- _TASK GOAL_:
Each record that follows should be repeated exactly, minus any images.

- _INPUT FOR THIS TASK_:
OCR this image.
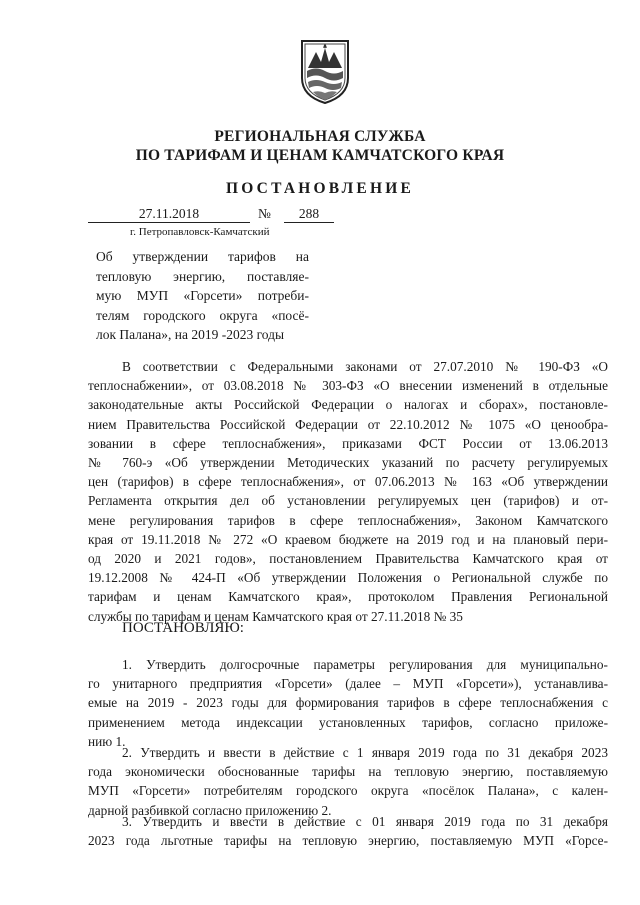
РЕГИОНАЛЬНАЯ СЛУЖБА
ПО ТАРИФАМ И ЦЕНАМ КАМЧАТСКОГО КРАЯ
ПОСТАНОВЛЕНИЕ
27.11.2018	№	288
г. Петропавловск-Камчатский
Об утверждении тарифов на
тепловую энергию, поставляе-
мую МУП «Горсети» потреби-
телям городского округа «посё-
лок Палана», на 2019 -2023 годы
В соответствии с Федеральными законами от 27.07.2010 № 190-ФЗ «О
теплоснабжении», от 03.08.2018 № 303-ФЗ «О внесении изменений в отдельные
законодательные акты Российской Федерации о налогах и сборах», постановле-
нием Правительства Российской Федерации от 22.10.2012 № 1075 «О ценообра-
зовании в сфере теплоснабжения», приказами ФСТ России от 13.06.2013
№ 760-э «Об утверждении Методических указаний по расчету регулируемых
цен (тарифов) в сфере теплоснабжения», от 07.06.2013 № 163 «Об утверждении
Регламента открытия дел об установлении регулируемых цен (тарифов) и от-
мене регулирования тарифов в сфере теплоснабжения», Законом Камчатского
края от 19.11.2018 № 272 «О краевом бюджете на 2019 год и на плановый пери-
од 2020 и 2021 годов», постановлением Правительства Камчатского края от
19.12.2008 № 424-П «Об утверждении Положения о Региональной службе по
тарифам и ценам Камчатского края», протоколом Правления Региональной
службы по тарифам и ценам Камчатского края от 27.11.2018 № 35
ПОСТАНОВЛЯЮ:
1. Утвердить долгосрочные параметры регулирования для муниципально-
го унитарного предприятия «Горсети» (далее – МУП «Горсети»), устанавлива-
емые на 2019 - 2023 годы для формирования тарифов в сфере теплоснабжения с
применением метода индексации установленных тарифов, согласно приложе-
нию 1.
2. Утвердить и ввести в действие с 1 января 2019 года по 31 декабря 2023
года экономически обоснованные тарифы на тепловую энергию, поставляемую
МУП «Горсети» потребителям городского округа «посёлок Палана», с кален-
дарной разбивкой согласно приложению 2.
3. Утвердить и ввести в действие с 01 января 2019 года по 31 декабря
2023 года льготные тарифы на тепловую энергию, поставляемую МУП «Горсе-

- _RESPONSE TO THE EXERCISE_:
OCR this image.
РЕГИОНАЛЬНАЯ СЛУЖБА
ПО ТАРИФАМ И ЦЕНАМ КАМЧАТСКОГО КРАЯ
ПОСТАНОВЛЕНИЕ
27.11.2018	№	288
г. Петропавловск-Камчатский
Об утверждении тарифов на
тепловую энергию, поставляе-
мую МУП «Горсети» потреби-
телям городского округа «посё-
лок Палана», на 2019 -2023 годы
В соответствии с Федеральными законами от 27.07.2010 № 190-ФЗ «О
теплоснабжении», от 03.08.2018 № 303-ФЗ «О внесении изменений в отдельные
законодательные акты Российской Федерации о налогах и сборах», постановле-
нием Правительства Российской Федерации от 22.10.2012 № 1075 «О ценообра-
зовании в сфере теплоснабжения», приказами ФСТ России от 13.06.2013
№ 760-э «Об утверждении Методических указаний по расчету регулируемых
цен (тарифов) в сфере теплоснабжения», от 07.06.2013 № 163 «Об утверждении
Регламента открытия дел об установлении регулируемых цен (тарифов) и от-
мене регулирования тарифов в сфере теплоснабжения», Законом Камчатского
края от 19.11.2018 № 272 «О краевом бюджете на 2019 год и на плановый пери-
од 2020 и 2021 годов», постановлением Правительства Камчатского края от
19.12.2008 № 424-П «Об утверждении Положения о Региональной службе по
тарифам и ценам Камчатского края», протоколом Правления Региональной
службы по тарифам и ценам Камчатского края от 27.11.2018 № 35
ПОСТАНОВЛЯЮ:
1. Утвердить долгосрочные параметры регулирования для муниципально-
го унитарного предприятия «Горсети» (далее – МУП «Горсети»), устанавлива-
емые на 2019 - 2023 годы для формирования тарифов в сфере теплоснабжения с
применением метода индексации установленных тарифов, согласно приложе-
нию 1.
2. Утвердить и ввести в действие с 1 января 2019 года по 31 декабря 2023
года экономически обоснованные тарифы на тепловую энергию, поставляемую
МУП «Горсети» потребителям городского округа «посёлок Палана», с кален-
дарной разбивкой согласно приложению 2.
3. Утвердить и ввести в действие с 01 января 2019 года по 31 декабря
2023 года льготные тарифы на тепловую энергию, поставляемую МУП «Горсе-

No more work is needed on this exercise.